** Start Material to process **

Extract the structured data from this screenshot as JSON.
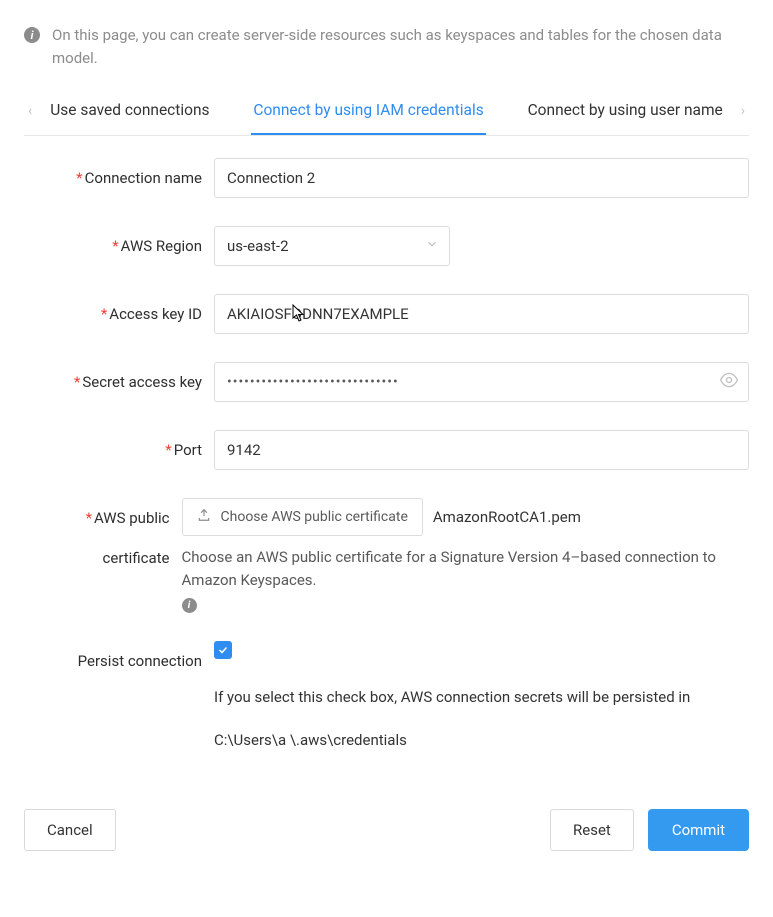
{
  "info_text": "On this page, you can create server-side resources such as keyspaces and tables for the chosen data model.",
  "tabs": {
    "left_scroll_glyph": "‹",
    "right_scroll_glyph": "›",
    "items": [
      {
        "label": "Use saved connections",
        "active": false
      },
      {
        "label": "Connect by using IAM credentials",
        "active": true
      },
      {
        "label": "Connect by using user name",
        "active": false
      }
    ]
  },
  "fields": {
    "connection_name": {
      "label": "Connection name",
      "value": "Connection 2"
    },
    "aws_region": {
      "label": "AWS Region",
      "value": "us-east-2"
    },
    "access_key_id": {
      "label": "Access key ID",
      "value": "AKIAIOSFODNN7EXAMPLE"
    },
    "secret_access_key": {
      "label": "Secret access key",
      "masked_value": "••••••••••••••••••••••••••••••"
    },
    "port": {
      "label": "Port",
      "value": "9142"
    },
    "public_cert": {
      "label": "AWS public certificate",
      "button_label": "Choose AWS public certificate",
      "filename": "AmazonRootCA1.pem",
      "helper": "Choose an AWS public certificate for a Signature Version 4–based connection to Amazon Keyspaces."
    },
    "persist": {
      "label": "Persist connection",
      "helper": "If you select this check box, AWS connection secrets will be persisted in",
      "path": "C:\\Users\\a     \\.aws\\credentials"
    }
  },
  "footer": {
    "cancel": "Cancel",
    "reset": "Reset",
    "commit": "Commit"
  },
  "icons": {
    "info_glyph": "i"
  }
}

** End Material to process **
** Start Material to process **

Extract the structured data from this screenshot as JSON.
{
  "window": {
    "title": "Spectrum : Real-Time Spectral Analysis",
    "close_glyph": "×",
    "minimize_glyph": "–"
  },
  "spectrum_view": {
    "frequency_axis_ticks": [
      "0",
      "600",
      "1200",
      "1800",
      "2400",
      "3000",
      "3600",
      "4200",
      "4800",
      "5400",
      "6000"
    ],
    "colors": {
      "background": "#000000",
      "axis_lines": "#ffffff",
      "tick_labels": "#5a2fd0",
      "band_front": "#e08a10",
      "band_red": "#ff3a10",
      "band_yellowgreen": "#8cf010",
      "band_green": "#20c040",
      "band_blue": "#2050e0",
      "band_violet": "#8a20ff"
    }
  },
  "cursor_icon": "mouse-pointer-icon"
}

** End Material to process **

### What you are asked to do:
Wherever a line in the data above holds "using", copy that line.

### Correct answer:
        "label": "Connect by using IAM credentials",
        "label": "Connect by using user name",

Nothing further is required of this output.